> **DIRECTIONS**
Copy down every line where the string "rain" shows up.

Data entries
++++++++++
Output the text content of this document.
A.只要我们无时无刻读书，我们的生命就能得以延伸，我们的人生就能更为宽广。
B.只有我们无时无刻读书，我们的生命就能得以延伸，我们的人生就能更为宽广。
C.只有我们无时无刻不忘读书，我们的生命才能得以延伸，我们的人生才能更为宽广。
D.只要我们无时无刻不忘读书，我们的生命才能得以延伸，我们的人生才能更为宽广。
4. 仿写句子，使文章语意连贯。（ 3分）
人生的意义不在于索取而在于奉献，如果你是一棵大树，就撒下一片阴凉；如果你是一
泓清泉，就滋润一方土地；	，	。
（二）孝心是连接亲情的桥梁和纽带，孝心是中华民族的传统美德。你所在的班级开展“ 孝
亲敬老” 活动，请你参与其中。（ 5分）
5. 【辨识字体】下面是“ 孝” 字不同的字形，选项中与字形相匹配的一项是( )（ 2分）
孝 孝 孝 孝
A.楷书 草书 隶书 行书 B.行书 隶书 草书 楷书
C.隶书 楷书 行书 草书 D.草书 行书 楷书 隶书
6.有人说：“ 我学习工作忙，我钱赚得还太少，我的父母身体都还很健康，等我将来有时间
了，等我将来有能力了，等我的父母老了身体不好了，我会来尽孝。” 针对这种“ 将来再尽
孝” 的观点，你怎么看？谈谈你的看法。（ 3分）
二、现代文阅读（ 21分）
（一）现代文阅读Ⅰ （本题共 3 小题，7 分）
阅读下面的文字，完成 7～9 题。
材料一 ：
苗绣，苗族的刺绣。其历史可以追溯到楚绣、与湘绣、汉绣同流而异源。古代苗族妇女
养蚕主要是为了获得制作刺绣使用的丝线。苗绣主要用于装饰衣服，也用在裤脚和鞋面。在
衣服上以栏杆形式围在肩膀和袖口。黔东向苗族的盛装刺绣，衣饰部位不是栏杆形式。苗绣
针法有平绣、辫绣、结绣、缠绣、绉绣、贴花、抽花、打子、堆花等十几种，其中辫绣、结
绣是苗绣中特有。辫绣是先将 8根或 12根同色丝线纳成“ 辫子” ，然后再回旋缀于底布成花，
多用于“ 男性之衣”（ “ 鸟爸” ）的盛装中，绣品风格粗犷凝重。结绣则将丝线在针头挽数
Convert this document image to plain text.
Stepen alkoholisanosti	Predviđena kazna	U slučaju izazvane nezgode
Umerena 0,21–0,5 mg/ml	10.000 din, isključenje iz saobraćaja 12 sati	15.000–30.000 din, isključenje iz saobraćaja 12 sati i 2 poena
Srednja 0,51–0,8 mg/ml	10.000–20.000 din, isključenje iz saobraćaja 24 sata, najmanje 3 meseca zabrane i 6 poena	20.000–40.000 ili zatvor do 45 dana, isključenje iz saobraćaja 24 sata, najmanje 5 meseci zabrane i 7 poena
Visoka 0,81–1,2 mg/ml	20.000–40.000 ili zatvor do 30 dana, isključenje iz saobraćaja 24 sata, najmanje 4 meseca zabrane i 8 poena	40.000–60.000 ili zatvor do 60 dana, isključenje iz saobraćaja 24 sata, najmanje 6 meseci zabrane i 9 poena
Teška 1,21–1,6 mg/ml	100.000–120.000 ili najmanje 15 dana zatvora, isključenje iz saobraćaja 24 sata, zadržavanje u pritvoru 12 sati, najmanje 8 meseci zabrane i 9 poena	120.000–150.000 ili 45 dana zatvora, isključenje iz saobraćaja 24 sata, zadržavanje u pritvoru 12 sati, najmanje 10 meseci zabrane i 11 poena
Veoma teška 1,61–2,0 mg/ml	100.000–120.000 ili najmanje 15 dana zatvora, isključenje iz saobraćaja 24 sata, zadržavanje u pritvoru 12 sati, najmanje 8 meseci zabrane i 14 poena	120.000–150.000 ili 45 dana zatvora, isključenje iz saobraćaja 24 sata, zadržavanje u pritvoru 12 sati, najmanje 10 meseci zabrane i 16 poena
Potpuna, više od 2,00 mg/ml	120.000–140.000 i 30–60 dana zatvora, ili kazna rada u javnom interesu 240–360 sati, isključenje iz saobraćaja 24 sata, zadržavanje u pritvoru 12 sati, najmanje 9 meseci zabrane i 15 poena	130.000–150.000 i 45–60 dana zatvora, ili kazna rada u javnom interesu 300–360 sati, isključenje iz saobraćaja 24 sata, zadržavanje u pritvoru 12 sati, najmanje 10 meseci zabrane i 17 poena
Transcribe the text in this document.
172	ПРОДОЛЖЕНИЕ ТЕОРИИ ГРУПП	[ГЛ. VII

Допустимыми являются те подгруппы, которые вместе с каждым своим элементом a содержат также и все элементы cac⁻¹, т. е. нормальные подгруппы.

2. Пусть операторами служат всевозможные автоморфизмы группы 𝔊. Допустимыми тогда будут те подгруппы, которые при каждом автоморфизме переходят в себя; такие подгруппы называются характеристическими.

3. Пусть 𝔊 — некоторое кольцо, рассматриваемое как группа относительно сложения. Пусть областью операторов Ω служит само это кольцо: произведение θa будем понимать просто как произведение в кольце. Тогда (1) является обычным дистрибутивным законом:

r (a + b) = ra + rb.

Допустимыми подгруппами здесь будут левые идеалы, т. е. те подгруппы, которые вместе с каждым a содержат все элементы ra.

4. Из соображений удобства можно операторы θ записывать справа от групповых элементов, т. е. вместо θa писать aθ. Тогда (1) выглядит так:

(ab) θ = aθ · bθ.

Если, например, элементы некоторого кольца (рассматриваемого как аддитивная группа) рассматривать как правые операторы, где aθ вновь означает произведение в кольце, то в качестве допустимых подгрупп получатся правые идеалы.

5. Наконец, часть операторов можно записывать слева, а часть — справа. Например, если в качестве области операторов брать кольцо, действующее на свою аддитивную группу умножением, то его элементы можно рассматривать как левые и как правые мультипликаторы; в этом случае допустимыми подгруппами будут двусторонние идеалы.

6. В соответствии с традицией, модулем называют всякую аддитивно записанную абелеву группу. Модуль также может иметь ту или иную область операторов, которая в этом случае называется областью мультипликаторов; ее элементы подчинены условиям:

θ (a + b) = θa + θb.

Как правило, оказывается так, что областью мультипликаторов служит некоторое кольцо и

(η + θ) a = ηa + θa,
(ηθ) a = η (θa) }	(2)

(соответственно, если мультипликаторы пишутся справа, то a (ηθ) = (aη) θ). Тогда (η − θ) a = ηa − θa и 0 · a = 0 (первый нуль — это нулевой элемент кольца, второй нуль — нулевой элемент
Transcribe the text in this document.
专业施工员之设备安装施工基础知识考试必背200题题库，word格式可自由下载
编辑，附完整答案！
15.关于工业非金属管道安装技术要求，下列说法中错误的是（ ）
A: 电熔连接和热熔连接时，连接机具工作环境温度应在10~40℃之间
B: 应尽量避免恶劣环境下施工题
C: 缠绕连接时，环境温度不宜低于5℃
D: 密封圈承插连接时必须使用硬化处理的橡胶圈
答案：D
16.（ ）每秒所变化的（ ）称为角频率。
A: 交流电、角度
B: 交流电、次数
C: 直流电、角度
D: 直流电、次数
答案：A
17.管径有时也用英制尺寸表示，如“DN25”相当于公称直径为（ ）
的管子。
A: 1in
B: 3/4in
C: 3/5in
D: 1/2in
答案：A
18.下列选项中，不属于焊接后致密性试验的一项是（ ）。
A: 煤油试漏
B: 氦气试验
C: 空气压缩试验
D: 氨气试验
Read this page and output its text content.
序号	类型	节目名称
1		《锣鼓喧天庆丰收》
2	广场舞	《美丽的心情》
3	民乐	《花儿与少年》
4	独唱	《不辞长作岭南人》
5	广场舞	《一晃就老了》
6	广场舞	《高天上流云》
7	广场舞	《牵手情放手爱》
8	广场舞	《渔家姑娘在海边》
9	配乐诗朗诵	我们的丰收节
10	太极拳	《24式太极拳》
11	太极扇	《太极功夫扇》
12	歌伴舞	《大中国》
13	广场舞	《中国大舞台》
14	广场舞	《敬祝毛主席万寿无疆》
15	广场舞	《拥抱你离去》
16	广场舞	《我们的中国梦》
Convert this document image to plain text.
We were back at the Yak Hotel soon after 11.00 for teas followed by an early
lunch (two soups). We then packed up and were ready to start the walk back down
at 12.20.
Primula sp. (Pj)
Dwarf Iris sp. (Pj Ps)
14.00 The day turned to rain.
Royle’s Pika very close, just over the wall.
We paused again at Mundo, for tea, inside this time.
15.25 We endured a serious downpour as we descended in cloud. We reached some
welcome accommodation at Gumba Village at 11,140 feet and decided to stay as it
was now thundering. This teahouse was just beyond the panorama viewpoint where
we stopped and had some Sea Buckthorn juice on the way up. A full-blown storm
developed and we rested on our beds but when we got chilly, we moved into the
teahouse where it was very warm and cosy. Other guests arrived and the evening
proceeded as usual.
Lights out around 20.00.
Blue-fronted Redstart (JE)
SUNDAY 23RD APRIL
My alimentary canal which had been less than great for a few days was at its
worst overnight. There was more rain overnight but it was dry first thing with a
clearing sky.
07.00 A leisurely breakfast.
++++++++++
> **RESPONSE BELOW**
14.00 The day turned to rain.
worst overnight. There was more rain overnight but it was dry first thing with a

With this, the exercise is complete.